Support d'exercice:
┌──

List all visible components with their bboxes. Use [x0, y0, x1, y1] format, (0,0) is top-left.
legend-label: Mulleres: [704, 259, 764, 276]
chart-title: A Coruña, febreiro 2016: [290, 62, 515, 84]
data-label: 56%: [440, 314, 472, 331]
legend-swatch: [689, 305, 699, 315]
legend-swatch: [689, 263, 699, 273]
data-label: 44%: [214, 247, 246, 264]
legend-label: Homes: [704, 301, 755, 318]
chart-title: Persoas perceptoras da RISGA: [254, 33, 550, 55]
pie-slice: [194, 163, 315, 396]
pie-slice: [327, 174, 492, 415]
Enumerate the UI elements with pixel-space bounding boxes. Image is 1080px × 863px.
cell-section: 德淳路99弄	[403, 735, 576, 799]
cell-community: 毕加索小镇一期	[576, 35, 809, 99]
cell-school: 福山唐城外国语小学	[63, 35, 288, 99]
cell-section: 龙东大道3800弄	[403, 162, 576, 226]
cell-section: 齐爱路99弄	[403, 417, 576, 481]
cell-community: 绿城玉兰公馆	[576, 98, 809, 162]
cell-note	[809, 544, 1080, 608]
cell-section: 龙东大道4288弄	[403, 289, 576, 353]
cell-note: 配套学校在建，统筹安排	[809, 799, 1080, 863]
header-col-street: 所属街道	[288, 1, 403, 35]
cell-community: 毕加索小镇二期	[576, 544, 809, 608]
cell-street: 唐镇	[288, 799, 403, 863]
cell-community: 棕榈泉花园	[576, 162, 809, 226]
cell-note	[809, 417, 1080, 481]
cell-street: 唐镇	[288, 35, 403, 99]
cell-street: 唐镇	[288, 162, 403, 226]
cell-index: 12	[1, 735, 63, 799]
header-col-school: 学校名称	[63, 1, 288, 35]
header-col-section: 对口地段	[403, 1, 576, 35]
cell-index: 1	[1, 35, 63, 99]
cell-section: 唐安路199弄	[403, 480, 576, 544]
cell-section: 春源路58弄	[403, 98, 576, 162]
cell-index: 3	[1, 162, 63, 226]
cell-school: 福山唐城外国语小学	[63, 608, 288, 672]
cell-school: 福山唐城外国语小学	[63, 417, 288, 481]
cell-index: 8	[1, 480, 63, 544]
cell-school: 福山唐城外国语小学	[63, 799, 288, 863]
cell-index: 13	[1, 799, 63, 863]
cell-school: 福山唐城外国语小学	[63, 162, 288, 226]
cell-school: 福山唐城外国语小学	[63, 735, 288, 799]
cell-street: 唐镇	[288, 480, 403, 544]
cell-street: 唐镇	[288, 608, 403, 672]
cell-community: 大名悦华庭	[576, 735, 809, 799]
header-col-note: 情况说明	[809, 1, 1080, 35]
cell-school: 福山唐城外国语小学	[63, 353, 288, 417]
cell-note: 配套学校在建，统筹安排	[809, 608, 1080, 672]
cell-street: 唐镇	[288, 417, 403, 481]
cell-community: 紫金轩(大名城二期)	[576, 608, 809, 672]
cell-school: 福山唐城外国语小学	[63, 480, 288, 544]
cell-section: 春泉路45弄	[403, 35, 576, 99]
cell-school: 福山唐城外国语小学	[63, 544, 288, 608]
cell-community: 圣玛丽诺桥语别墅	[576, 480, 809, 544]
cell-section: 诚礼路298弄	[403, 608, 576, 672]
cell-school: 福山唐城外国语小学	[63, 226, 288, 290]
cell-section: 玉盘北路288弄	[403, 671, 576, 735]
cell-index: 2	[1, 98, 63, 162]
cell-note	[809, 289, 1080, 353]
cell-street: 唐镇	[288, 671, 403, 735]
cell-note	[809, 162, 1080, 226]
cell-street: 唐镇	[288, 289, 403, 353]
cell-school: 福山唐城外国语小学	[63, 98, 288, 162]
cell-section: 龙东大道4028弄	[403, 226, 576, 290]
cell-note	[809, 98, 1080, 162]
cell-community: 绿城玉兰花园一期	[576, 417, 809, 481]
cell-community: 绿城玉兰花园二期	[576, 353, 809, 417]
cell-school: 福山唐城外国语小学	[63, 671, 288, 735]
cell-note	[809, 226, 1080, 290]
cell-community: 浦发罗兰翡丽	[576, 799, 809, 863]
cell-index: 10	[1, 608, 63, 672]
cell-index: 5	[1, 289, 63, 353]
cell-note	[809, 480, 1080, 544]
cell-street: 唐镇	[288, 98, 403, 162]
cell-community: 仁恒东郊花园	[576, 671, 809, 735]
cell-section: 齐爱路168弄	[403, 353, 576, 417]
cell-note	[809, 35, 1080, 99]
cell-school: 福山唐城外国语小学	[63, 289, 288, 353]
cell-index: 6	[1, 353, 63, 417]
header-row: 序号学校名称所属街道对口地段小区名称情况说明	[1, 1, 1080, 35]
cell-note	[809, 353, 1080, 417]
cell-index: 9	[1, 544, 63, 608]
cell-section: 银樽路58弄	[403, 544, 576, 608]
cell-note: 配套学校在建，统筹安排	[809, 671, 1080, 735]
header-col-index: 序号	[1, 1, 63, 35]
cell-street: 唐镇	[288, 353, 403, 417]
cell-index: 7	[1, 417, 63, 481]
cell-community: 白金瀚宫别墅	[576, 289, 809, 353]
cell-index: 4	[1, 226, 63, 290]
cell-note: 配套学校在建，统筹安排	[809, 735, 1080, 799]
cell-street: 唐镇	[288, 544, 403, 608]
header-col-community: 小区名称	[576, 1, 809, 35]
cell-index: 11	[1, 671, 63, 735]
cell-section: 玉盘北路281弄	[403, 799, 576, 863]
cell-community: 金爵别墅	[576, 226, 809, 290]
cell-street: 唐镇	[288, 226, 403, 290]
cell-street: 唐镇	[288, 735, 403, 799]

└──

Consigne: Mettez toutes les lignes des enregistrements ci-dessus sous forme de liste JSON de chaînes, à raison d'une chaîne par ligne. Omettez les lignes vides.

Réponse:
[
  "List all visible components with their bboxes. Use [x0, y0, x1, y1] format, (0,0) is top-left.",
  "legend-label: Mulleres: [704, 259, 764, 276]",
  "chart-title: A Coruña, febreiro 2016: [290, 62, 515, 84]",
  "data-label: 56%: [440, 314, 472, 331]",
  "legend-swatch: [689, 305, 699, 315]",
  "legend-swatch: [689, 263, 699, 273]",
  "data-label: 44%: [214, 247, 246, 264]",
  "legend-label: Homes: [704, 301, 755, 318]",
  "chart-title: Persoas perceptoras da RISGA: [254, 33, 550, 55]",
  "pie-slice: [194, 163, 315, 396]",
  "pie-slice: [327, 174, 492, 415]",
  "Enumerate the UI elements with pixel-space bounding boxes. Image is 1080px × 863px.",
  "cell-section: 德淳路99弄\t[403, 735, 576, 799]",
  "cell-community: 毕加索小镇一期\t[576, 35, 809, 99]",
  "cell-school: 福山唐城外国语小学\t[63, 35, 288, 99]",
  "cell-section: 龙东大道3800弄\t[403, 162, 576, 226]",
  "cell-section: 齐爱路99弄\t[403, 417, 576, 481]",
  "cell-community: 绿城玉兰公馆\t[576, 98, 809, 162]",
  "cell-note\t[809, 544, 1080, 608]",
  "cell-section: 龙东大道4288弄\t[403, 289, 576, 353]",
  "cell-note: 配套学校在建，统筹安排\t[809, 799, 1080, 863]",
  "header-col-street: 所属街道\t[288, 1, 403, 35]",
  "cell-community: 毕加索小镇二期\t[576, 544, 809, 608]",
  "cell-street: 唐镇\t[288, 799, 403, 863]",
  "cell-community: 棕榈泉花园\t[576, 162, 809, 226]",
  "cell-note\t[809, 417, 1080, 481]",
  "cell-street: 唐镇\t[288, 35, 403, 99]",
  "cell-street: 唐镇\t[288, 162, 403, 226]",
  "cell-index: 12\t[1, 735, 63, 799]",
  "header-col-school: 学校名称\t[63, 1, 288, 35]",
  "header-col-section: 对口地段\t[403, 1, 576, 35]",
  "cell-index: 1\t[1, 35, 63, 99]",
  "cell-section: 唐安路199弄\t[403, 480, 576, 544]",
  "cell-section: 春源路58弄\t[403, 98, 576, 162]",
  "cell-index: 3\t[1, 162, 63, 226]",
  "cell-school: 福山唐城外国语小学\t[63, 608, 288, 672]",
  "cell-school: 福山唐城外国语小学\t[63, 417, 288, 481]",
  "cell-index: 8\t[1, 480, 63, 544]",
  "cell-school: 福山唐城外国语小学\t[63, 799, 288, 863]",
  "cell-index: 13\t[1, 799, 63, 863]",
  "cell-school: 福山唐城外国语小学\t[63, 162, 288, 226]",
  "cell-school: 福山唐城外国语小学\t[63, 735, 288, 799]",
  "cell-street: 唐镇\t[288, 480, 403, 544]",
  "cell-street: 唐镇\t[288, 608, 403, 672]",
  "cell-community: 大名悦华庭\t[576, 735, 809, 799]",
  "header-col-note: 情况说明\t[809, 1, 1080, 35]",
  "cell-school: 福山唐城外国语小学\t[63, 353, 288, 417]",
  "cell-note: 配套学校在建，统筹安排\t[809, 608, 1080, 672]",
  "cell-street: 唐镇\t[288, 417, 403, 481]",
  "cell-community: 紫金轩(大名城二期)\t[576, 608, 809, 672]",
  "cell-school: 福山唐城外国语小学\t[63, 480, 288, 544]",
  "cell-section: 春泉路45弄\t[403, 35, 576, 99]",
  "cell-school: 福山唐城外国语小学\t[63, 544, 288, 608]",
  "cell-community: 圣玛丽诺桥语别墅\t[576, 480, 809, 544]",
  "cell-section: 诚礼路298弄\t[403, 608, 576, 672]",
  "cell-school: 福山唐城外国语小学\t[63, 226, 288, 290]",
  "cell-section: 玉盘北路288弄\t[403, 671, 576, 735]",
  "cell-index: 2\t[1, 98, 63, 162]",
  "cell-note\t[809, 289, 1080, 353]",
  "cell-street: 唐镇\t[288, 671, 403, 735]",
  "cell-note\t[809, 162, 1080, 226]",
  "cell-street: 唐镇\t[288, 289, 403, 353]",
  "cell-school: 福山唐城外国语小学\t[63, 98, 288, 162]",
  "cell-section: 龙东大道4028弄\t[403, 226, 576, 290]",
  "cell-note\t[809, 98, 1080, 162]",
  "cell-community: 绿城玉兰花园一期\t[576, 417, 809, 481]",
  "cell-community: 绿城玉兰花园二期\t[576, 353, 809, 417]",
  "cell-school: 福山唐城外国语小学\t[63, 671, 288, 735]",
  "cell-note\t[809, 226, 1080, 290]",
  "cell-community: 浦发罗兰翡丽\t[576, 799, 809, 863]",
  "cell-index: 10\t[1, 608, 63, 672]",
  "cell-index: 5\t[1, 289, 63, 353]",
  "cell-note\t[809, 480, 1080, 544]",
  "cell-street: 唐镇\t[288, 98, 403, 162]",
  "cell-community: 仁恒东郊花园\t[576, 671, 809, 735]",
  "cell-section: 齐爱路168弄\t[403, 353, 576, 417]",
  "cell-note\t[809, 35, 1080, 99]",
  "cell-school: 福山唐城外国语小学\t[63, 289, 288, 353]",
  "cell-index: 6\t[1, 353, 63, 417]",
  "header-row: 序号学校名称所属街道对口地段小区名称情况说明\t[1, 1, 1080, 35]",
  "cell-note\t[809, 353, 1080, 417]",
  "cell-index: 9\t[1, 544, 63, 608]",
  "cell-section: 银樽路58弄\t[403, 544, 576, 608]",
  "cell-note: 配套学校在建，统筹安排\t[809, 671, 1080, 735]",
  "header-col-index: 序号\t[1, 1, 63, 35]",
  "cell-street: 唐镇\t[288, 353, 403, 417]",
  "cell-index: 7\t[1, 417, 63, 481]",
  "cell-community: 白金瀚宫别墅\t[576, 289, 809, 353]",
  "cell-index: 4\t[1, 226, 63, 290]",
  "cell-note: 配套学校在建，统筹安排\t[809, 735, 1080, 799]",
  "cell-street: 唐镇\t[288, 544, 403, 608]",
  "header-col-community: 小区名称\t[576, 1, 809, 35]",
  "cell-index: 11\t[1, 671, 63, 735]",
  "cell-section: 玉盘北路281弄\t[403, 799, 576, 863]",
  "cell-community: 金爵别墅\t[576, 226, 809, 290]",
  "cell-street: 唐镇\t[288, 226, 403, 290]",
  "cell-street: 唐镇\t[288, 735, 403, 799]"
]